- OBJECTIVE
Select the lines of the records containing the word "feet" and list them.

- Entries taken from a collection
^^^^
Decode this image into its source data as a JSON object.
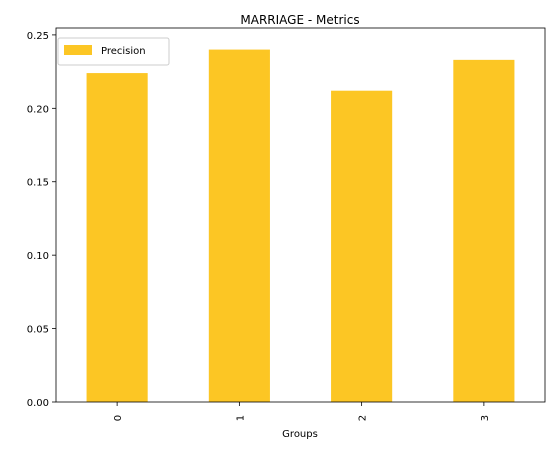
{
  "chart_data": {
    "type": "bar",
    "title": "MARRIAGE - Metrics",
    "xlabel": "Groups",
    "ylabel": "",
    "categories": [
      "0",
      "1",
      "2",
      "3"
    ],
    "series": [
      {
        "name": "Precision",
        "values": [
          0.224,
          0.24,
          0.212,
          0.233
        ],
        "color": "#fcc624"
      }
    ],
    "ylim": [
      0,
      0.25
    ],
    "yticks": [
      0.0,
      0.05,
      0.1,
      0.15,
      0.2,
      0.25
    ],
    "ytick_labels": [
      "0.00",
      "0.05",
      "0.10",
      "0.15",
      "0.20",
      "0.25"
    ],
    "grid": false,
    "legend_position": "top-left"
  }
}
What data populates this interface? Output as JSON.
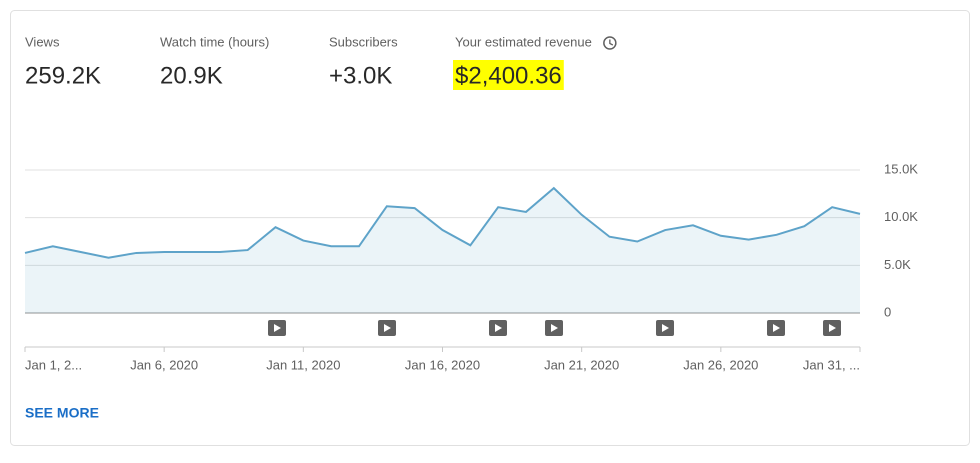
{
  "metrics": [
    {
      "label": "Views",
      "value": "259.2K"
    },
    {
      "label": "Watch time (hours)",
      "value": "20.9K"
    },
    {
      "label": "Subscribers",
      "value": "+3.0K"
    },
    {
      "label": "Your estimated revenue",
      "value": "$2,400.36"
    }
  ],
  "chart_data": {
    "type": "line",
    "categories": [
      "Jan 1, 2...",
      null,
      null,
      null,
      null,
      "Jan 6, 2020",
      null,
      null,
      null,
      null,
      "Jan 11, 2020",
      null,
      null,
      null,
      null,
      "Jan 16, 2020",
      null,
      null,
      null,
      null,
      "Jan 21, 2020",
      null,
      null,
      null,
      null,
      "Jan 26, 2020",
      null,
      null,
      null,
      null,
      "Jan 31, ..."
    ],
    "values": [
      6300,
      7000,
      6400,
      5800,
      6300,
      6400,
      6400,
      6400,
      6600,
      9000,
      7600,
      7000,
      7000,
      11200,
      11000,
      8700,
      7100,
      11100,
      10600,
      13100,
      10300,
      8000,
      7500,
      8700,
      9200,
      8100,
      7700,
      8200,
      9100,
      11100,
      10400
    ],
    "color": "#5ea3c9",
    "ylim": [
      0,
      15000
    ],
    "yticks": [
      0,
      {
        "value": 5000,
        "label": "5.0K"
      },
      {
        "value": 10000,
        "label": "10.0K"
      },
      {
        "value": 15000,
        "label": "15.0K"
      }
    ],
    "grid": true
  },
  "link": "SEE MORE"
}
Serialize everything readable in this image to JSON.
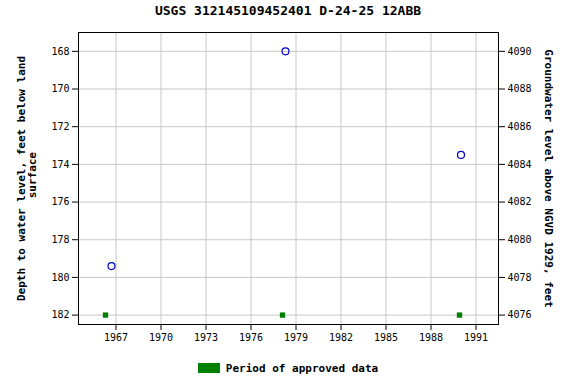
{
  "chart_data": {
    "type": "scatter",
    "title": "USGS 312145109452401 D-24-25 12ABB",
    "y_label": "Depth to water level, feet below land\n surface",
    "y2_label": "Groundwater level above NGVD 1929, feet",
    "series": [
      {
        "x": [
          1966.7,
          1978.3,
          1990.0
        ],
        "values": [
          179.4,
          168.0,
          173.5
        ],
        "color": "#0000cc",
        "marker": "open_circle"
      },
      {
        "name": "Period of approved data",
        "x": [
          1966.3,
          1978.1,
          1989.9
        ],
        "values": [
          182.0,
          182.0,
          182.0
        ],
        "color": "#008000",
        "marker": "square"
      }
    ],
    "xlim": [
      1964.5,
      1992.5
    ],
    "xticks": [
      1967,
      1970,
      1973,
      1976,
      1979,
      1982,
      1985,
      1988,
      1991
    ],
    "ylim": [
      182.5,
      167.0
    ],
    "yticks": [
      168,
      170,
      172,
      174,
      176,
      178,
      180,
      182
    ],
    "y2lim": [
      4075.5,
      4091.0
    ],
    "y2ticks": [
      4076,
      4078,
      4080,
      4082,
      4084,
      4086,
      4088,
      4090
    ],
    "grid": true,
    "legend": "bottom"
  }
}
^^^^
- EXERCISE OUTPUT
    "y_label": "Depth to water level, feet below land\n surface",
    "y2_label": "Groundwater level above NGVD 1929, feet",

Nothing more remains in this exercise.